● **GIVEN REQUEST**:
All of the data that follows should be retyped exactly, please, except the pictures.

"""

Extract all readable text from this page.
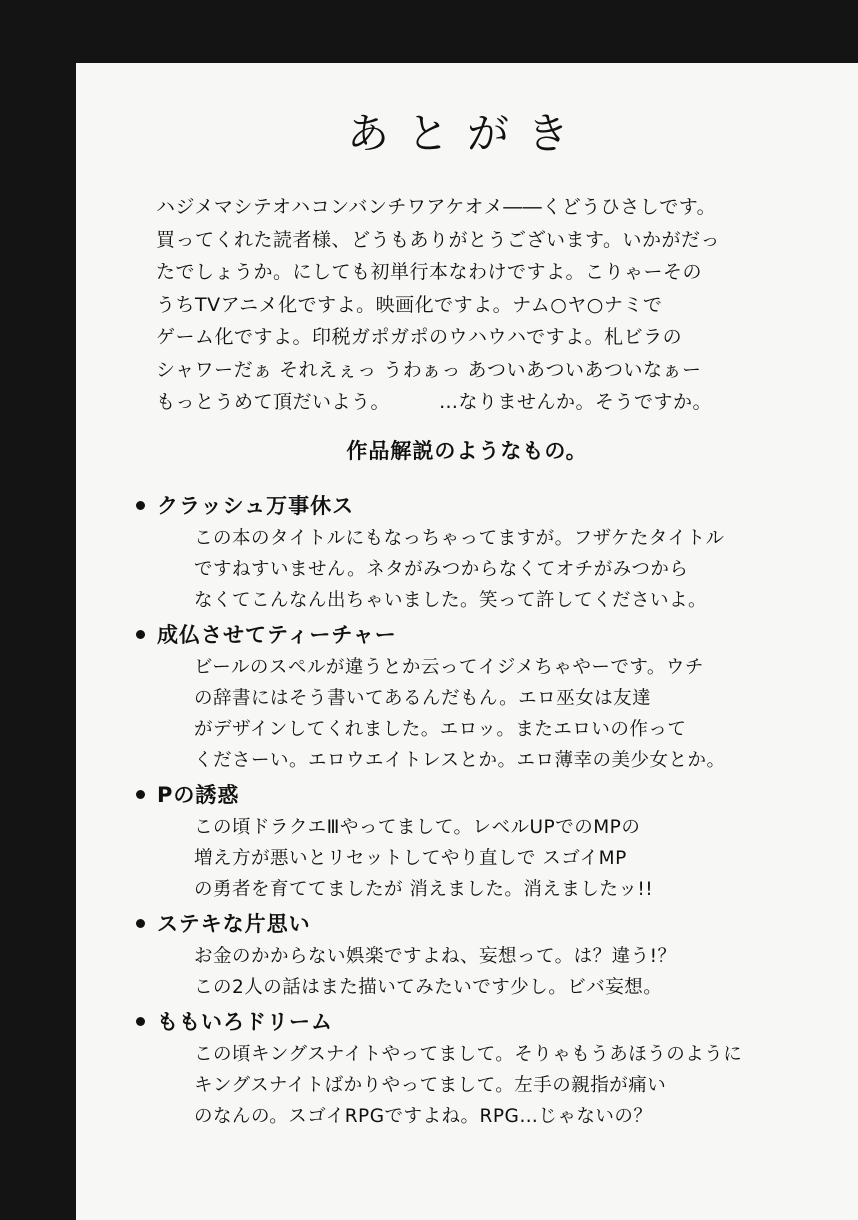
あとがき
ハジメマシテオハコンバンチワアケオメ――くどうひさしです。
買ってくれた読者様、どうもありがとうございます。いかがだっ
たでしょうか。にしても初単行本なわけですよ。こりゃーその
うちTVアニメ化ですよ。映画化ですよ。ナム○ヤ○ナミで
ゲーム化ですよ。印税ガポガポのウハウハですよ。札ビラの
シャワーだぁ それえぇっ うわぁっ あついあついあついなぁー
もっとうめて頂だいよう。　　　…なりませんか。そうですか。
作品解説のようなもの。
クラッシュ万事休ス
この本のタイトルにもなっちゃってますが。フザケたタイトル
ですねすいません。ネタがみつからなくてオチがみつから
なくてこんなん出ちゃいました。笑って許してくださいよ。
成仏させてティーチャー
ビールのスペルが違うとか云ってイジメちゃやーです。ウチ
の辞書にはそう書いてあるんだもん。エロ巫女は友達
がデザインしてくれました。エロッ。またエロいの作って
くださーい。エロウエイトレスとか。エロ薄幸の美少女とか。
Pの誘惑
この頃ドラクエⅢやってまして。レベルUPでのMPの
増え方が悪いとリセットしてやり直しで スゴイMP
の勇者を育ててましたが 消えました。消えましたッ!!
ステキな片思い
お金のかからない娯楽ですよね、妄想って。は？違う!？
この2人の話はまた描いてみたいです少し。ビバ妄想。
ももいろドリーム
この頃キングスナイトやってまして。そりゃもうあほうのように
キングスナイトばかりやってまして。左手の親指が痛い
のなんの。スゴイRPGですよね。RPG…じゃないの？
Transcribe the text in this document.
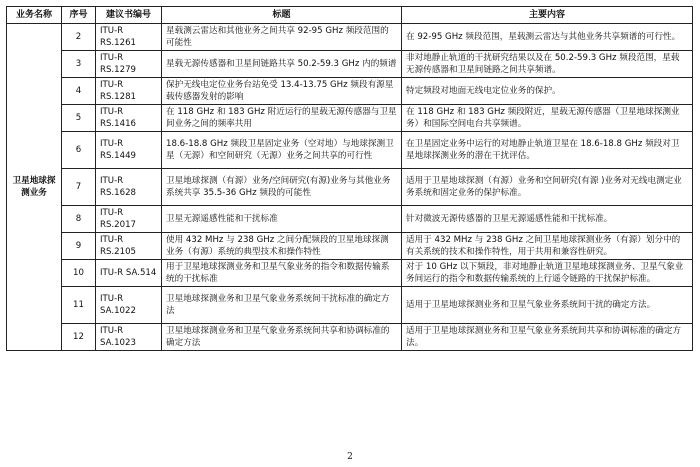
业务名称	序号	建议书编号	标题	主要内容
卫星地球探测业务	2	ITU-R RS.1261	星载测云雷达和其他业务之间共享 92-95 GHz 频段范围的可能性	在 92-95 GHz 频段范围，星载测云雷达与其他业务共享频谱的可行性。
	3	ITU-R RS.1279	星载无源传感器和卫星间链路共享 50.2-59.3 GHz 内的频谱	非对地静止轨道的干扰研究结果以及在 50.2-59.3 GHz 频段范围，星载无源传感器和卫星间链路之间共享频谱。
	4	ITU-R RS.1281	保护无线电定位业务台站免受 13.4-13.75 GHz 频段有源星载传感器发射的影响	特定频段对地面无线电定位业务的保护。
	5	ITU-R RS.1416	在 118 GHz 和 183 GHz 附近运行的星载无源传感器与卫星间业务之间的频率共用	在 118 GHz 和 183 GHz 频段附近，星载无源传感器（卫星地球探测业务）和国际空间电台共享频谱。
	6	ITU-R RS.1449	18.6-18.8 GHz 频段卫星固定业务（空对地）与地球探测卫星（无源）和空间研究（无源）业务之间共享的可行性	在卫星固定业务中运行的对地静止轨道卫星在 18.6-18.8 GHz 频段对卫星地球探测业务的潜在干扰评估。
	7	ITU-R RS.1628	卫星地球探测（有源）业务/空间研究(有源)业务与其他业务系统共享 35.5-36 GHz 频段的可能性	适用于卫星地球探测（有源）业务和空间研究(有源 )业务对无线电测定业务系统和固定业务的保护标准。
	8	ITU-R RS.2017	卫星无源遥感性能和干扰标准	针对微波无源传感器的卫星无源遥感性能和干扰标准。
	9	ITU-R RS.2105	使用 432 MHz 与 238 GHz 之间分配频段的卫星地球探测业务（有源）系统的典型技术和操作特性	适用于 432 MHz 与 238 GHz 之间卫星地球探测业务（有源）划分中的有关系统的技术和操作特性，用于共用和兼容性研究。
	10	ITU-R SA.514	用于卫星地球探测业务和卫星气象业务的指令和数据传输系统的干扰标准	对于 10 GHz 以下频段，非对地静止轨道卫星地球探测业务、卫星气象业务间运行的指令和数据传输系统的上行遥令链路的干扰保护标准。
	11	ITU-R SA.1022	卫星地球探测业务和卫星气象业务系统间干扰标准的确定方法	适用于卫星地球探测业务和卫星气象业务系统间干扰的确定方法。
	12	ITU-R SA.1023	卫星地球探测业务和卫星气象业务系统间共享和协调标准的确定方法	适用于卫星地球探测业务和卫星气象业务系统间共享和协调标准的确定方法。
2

"""

● **RESPONSE TO THE EXERCISE**:
Extract all readable text from this page.
あとがき
ハジメマシテオハコンバンチワアケオメ――くどうひさしです。
買ってくれた読者様、どうもありがとうございます。いかがだっ
たでしょうか。にしても初単行本なわけですよ。こりゃーその
うちTVアニメ化ですよ。映画化ですよ。ナム○ヤ○ナミで
ゲーム化ですよ。印税ガポガポのウハウハですよ。札ビラの
シャワーだぁ それえぇっ うわぁっ あついあついあついなぁー
もっとうめて頂だいよう。　　　…なりませんか。そうですか。
作品解説のようなもの。
クラッシュ万事休ス
この本のタイトルにもなっちゃってますが。フザケたタイトル
ですねすいません。ネタがみつからなくてオチがみつから
なくてこんなん出ちゃいました。笑って許してくださいよ。
成仏させてティーチャー
ビールのスペルが違うとか云ってイジメちゃやーです。ウチ
の辞書にはそう書いてあるんだもん。エロ巫女は友達
がデザインしてくれました。エロッ。またエロいの作って
くださーい。エロウエイトレスとか。エロ薄幸の美少女とか。
Pの誘惑
この頃ドラクエⅢやってまして。レベルUPでのMPの
増え方が悪いとリセットしてやり直しで スゴイMP
の勇者を育ててましたが 消えました。消えましたッ!!
ステキな片思い
お金のかからない娯楽ですよね、妄想って。は？違う!？
この2人の話はまた描いてみたいです少し。ビバ妄想。
ももいろドリーム
この頃キングスナイトやってまして。そりゃもうあほうのように
キングスナイトばかりやってまして。左手の親指が痛い
のなんの。スゴイRPGですよね。RPG…じゃないの？
Transcribe the text in this document.
业务名称	序号	建议书编号	标题	主要内容
卫星地球探测业务	2	ITU-R RS.1261	星载测云雷达和其他业务之间共享 92-95 GHz 频段范围的可能性	在 92-95 GHz 频段范围，星载测云雷达与其他业务共享频谱的可行性。
	3	ITU-R RS.1279	星载无源传感器和卫星间链路共享 50.2-59.3 GHz 内的频谱	非对地静止轨道的干扰研究结果以及在 50.2-59.3 GHz 频段范围，星载无源传感器和卫星间链路之间共享频谱。
	4	ITU-R RS.1281	保护无线电定位业务台站免受 13.4-13.75 GHz 频段有源星载传感器发射的影响	特定频段对地面无线电定位业务的保护。
	5	ITU-R RS.1416	在 118 GHz 和 183 GHz 附近运行的星载无源传感器与卫星间业务之间的频率共用	在 118 GHz 和 183 GHz 频段附近，星载无源传感器（卫星地球探测业务）和国际空间电台共享频谱。
	6	ITU-R RS.1449	18.6-18.8 GHz 频段卫星固定业务（空对地）与地球探测卫星（无源）和空间研究（无源）业务之间共享的可行性	在卫星固定业务中运行的对地静止轨道卫星在 18.6-18.8 GHz 频段对卫星地球探测业务的潜在干扰评估。
	7	ITU-R RS.1628	卫星地球探测（有源）业务/空间研究(有源)业务与其他业务系统共享 35.5-36 GHz 频段的可能性	适用于卫星地球探测（有源）业务和空间研究(有源 )业务对无线电测定业务系统和固定业务的保护标准。
	8	ITU-R RS.2017	卫星无源遥感性能和干扰标准	针对微波无源传感器的卫星无源遥感性能和干扰标准。
	9	ITU-R RS.2105	使用 432 MHz 与 238 GHz 之间分配频段的卫星地球探测业务（有源）系统的典型技术和操作特性	适用于 432 MHz 与 238 GHz 之间卫星地球探测业务（有源）划分中的有关系统的技术和操作特性，用于共用和兼容性研究。
	10	ITU-R SA.514	用于卫星地球探测业务和卫星气象业务的指令和数据传输系统的干扰标准	对于 10 GHz 以下频段，非对地静止轨道卫星地球探测业务、卫星气象业务间运行的指令和数据传输系统的上行遥令链路的干扰保护标准。
	11	ITU-R SA.1022	卫星地球探测业务和卫星气象业务系统间干扰标准的确定方法	适用于卫星地球探测业务和卫星气象业务系统间干扰的确定方法。
	12	ITU-R SA.1023	卫星地球探测业务和卫星气象业务系统间共享和协调标准的确定方法	适用于卫星地球探测业务和卫星气象业务系统间共享和协调标准的确定方法。
2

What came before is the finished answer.